── DATASET ROWS

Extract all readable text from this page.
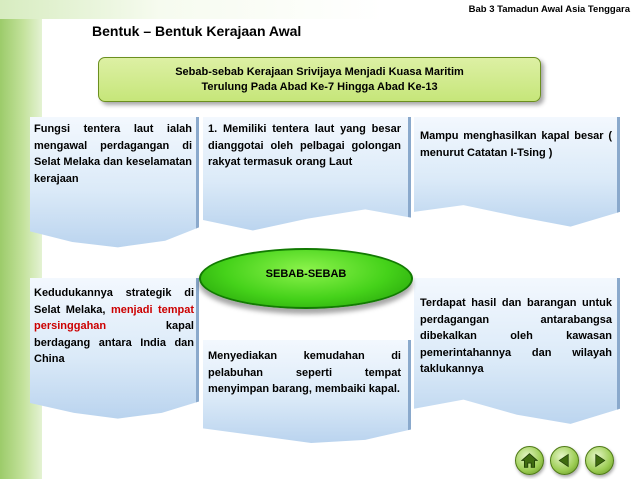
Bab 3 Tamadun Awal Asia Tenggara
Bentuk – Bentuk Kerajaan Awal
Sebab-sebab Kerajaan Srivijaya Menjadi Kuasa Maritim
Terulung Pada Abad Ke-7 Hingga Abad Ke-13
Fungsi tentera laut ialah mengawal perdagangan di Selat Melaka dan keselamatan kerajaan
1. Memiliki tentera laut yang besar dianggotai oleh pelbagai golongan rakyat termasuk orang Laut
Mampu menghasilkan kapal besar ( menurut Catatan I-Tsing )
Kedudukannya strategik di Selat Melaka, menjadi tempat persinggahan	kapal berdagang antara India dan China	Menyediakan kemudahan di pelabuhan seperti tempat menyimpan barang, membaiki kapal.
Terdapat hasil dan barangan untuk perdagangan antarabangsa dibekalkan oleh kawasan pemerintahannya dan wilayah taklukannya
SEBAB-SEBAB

────

**DIRECTIONS:**
From the data, collect all lines where the string "perdagangan" appears.

**OUTPUT OF THE TASK:**
Fungsi tentera laut ialah mengawal perdagangan di Selat Melaka dan keselamatan kerajaan
Terdapat hasil dan barangan untuk perdagangan antarabangsa dibekalkan oleh kawasan pemerintahannya dan wilayah taklukannya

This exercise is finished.